Record excerpts
************

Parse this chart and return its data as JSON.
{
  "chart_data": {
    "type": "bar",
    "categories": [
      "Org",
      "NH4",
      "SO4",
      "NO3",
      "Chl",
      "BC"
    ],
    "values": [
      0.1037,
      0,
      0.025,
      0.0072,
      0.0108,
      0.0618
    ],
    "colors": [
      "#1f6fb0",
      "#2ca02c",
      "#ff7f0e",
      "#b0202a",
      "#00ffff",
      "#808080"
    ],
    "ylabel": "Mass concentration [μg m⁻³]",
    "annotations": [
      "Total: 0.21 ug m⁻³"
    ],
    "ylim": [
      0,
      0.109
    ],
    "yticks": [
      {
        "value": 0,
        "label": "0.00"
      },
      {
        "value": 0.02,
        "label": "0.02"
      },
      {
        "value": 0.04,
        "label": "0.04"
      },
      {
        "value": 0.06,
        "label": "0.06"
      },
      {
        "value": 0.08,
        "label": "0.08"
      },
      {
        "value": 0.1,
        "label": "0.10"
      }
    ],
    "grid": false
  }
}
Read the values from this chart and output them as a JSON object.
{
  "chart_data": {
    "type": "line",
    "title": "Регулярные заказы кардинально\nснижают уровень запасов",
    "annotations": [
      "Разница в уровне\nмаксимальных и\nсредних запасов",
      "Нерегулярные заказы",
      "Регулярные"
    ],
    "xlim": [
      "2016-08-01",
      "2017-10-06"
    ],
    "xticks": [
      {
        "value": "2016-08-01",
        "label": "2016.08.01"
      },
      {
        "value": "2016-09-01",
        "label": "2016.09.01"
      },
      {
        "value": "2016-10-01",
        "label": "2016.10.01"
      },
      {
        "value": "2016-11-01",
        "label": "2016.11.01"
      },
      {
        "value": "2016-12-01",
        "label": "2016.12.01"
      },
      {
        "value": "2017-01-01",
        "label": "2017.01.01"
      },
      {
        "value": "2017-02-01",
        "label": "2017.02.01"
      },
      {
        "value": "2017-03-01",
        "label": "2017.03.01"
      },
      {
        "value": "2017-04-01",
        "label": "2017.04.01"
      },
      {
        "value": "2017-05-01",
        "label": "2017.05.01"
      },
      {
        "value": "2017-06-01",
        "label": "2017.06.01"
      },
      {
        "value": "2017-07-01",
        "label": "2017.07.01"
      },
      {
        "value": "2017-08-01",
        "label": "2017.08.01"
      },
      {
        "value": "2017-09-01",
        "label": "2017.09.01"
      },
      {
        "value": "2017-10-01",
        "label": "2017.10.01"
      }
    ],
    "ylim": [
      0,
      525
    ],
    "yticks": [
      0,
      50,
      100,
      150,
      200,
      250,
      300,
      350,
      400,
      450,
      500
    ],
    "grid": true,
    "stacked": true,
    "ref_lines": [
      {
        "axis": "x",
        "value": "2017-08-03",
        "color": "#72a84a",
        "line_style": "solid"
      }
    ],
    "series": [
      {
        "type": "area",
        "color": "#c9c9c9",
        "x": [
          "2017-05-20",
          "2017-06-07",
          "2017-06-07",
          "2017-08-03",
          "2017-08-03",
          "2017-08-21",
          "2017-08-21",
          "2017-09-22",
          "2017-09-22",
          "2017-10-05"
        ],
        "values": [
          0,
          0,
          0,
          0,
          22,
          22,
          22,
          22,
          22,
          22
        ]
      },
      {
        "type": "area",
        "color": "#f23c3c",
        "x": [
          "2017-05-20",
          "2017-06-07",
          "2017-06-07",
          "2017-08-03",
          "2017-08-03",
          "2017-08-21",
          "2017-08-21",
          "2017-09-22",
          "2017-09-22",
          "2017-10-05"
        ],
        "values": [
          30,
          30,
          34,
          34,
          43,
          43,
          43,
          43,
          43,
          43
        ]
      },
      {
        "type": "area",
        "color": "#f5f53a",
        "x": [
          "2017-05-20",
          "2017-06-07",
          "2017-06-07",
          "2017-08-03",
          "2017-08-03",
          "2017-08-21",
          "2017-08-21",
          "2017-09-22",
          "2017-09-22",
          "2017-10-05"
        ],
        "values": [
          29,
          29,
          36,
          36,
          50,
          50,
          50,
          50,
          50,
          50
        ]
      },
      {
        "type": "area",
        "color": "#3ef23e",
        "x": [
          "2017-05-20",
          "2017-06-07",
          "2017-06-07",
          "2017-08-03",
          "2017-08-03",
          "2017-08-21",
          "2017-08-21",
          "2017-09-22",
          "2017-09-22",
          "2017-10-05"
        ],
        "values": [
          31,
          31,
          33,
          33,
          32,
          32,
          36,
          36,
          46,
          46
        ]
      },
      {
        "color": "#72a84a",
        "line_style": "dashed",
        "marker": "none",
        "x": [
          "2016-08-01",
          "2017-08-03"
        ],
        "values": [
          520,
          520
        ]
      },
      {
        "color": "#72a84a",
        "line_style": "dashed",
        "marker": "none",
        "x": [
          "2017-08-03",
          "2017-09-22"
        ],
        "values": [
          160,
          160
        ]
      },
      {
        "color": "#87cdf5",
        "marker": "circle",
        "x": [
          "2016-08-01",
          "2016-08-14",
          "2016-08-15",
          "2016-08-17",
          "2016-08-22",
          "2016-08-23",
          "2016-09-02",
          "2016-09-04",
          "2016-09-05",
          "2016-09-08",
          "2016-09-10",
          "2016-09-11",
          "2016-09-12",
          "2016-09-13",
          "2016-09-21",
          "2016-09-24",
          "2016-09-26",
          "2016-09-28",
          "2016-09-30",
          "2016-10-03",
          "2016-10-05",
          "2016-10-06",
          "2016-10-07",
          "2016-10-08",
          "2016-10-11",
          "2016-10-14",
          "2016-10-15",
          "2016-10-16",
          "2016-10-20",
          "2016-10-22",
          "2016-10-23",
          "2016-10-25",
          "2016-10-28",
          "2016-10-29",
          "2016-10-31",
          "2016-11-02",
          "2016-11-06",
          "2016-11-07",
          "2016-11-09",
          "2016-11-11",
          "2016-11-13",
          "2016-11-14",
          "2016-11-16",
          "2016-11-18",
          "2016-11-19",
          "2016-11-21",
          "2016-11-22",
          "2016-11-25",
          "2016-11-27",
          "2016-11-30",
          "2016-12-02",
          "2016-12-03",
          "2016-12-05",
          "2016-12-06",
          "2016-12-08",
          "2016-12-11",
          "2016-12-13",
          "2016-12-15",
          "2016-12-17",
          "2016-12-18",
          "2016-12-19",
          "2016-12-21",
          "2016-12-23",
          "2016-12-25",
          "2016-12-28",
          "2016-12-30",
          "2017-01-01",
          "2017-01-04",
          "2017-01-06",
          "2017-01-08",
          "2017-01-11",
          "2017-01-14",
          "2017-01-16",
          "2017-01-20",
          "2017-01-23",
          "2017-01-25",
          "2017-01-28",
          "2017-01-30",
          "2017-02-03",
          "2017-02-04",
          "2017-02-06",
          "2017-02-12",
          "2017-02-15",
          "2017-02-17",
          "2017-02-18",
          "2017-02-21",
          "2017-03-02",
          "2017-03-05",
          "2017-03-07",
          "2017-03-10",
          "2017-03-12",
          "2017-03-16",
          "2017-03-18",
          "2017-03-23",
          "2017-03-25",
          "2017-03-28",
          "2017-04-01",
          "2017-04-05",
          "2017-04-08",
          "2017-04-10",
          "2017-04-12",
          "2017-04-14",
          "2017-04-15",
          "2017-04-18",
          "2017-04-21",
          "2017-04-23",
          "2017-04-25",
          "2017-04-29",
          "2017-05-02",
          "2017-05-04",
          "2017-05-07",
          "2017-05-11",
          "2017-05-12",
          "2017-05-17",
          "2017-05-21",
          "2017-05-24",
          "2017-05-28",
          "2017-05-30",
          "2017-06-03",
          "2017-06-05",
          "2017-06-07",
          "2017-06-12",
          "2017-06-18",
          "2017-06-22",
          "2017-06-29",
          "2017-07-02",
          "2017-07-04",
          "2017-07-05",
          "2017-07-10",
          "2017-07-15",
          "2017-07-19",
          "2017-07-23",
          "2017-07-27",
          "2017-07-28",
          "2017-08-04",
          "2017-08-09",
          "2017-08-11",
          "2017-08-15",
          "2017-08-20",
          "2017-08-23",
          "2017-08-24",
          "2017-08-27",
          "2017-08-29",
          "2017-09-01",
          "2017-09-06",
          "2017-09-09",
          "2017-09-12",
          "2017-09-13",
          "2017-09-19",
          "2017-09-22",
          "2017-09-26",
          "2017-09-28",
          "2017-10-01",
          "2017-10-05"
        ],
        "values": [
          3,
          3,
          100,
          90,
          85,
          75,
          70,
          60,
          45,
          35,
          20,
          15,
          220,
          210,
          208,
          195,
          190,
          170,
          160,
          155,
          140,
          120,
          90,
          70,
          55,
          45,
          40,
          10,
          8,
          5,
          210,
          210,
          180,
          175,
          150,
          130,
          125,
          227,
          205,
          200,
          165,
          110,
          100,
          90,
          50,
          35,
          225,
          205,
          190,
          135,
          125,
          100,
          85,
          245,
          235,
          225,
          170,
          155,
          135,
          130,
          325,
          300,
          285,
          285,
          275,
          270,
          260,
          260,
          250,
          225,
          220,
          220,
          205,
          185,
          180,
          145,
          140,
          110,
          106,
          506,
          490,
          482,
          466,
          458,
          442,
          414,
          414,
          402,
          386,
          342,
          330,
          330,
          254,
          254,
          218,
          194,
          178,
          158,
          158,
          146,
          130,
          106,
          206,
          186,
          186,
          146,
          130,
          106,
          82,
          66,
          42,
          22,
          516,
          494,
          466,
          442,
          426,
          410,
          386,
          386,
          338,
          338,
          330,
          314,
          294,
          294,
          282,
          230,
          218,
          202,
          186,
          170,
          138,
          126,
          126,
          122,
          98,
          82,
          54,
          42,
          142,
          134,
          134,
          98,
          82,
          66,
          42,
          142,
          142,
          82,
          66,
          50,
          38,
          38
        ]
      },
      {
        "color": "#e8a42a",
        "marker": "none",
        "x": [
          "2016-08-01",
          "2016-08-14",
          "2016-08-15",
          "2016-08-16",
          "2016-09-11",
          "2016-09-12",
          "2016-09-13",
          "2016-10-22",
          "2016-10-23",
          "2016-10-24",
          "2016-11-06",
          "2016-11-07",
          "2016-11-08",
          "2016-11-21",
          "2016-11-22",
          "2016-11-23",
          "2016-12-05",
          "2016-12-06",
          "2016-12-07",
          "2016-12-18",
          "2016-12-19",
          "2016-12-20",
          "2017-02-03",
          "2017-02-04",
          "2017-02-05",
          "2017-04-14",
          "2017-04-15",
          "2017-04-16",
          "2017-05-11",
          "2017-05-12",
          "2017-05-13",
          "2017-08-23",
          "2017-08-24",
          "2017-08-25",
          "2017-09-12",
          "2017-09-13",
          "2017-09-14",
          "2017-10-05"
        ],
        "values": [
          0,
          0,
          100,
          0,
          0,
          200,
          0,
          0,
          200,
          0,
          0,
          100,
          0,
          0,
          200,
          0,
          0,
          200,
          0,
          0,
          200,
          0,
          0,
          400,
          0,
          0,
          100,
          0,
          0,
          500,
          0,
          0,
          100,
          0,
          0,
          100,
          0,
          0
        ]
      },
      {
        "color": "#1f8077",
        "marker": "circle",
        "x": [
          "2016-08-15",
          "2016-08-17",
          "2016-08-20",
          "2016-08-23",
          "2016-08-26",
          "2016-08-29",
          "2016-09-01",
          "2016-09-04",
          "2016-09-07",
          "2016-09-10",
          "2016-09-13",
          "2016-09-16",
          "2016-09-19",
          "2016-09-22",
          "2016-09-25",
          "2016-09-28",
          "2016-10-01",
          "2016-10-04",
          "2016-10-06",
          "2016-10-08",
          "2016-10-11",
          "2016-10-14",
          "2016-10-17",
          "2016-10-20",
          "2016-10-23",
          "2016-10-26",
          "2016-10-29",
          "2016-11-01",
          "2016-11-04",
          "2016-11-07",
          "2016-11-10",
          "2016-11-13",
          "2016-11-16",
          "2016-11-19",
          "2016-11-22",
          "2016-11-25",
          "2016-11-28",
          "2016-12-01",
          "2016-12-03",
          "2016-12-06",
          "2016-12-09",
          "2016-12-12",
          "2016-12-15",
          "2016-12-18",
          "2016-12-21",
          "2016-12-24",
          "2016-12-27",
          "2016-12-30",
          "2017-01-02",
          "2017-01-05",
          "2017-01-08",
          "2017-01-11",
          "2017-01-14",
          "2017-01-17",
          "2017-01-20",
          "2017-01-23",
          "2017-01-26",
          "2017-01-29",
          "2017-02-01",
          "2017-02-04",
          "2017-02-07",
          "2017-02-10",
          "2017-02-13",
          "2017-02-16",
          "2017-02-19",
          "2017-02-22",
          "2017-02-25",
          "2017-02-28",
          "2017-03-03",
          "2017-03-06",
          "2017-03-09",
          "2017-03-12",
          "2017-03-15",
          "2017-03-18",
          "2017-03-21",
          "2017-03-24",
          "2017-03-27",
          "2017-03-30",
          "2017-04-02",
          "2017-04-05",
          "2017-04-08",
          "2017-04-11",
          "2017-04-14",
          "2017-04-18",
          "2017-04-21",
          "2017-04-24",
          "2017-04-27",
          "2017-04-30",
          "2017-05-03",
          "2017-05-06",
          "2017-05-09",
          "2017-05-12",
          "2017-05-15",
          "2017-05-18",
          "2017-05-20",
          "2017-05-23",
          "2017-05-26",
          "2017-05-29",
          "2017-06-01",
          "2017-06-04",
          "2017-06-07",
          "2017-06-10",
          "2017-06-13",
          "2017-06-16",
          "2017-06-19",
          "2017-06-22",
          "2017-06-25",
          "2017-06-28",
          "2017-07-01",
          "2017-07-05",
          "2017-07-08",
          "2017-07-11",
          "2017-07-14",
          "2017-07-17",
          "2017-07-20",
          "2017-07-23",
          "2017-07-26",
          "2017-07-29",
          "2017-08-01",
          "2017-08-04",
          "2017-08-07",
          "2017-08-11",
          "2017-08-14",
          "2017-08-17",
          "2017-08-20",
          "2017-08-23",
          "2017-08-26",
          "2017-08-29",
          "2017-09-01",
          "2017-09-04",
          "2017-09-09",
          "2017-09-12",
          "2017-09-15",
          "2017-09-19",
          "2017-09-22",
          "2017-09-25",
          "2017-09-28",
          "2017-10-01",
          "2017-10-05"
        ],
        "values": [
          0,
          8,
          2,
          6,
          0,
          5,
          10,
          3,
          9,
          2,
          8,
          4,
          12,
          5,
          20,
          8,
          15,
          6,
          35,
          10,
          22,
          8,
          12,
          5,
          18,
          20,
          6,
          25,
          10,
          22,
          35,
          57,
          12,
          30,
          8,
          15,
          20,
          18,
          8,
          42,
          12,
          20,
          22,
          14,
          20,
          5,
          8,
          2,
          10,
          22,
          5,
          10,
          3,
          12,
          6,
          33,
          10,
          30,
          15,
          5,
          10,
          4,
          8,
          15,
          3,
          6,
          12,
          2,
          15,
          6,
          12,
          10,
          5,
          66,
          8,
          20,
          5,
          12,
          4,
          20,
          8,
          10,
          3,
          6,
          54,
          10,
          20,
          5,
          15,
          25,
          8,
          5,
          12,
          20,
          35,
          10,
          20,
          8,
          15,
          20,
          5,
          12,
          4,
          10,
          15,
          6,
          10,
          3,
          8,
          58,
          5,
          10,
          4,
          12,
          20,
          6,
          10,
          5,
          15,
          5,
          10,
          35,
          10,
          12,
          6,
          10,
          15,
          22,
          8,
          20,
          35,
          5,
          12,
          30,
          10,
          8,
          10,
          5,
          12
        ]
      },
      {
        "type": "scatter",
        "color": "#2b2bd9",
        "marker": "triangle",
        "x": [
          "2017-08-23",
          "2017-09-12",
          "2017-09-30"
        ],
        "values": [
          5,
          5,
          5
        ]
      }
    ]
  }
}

************

What you are asked to do
Give the number of lines in the listing above that hold the string "this", with nothing else.

Written reply
2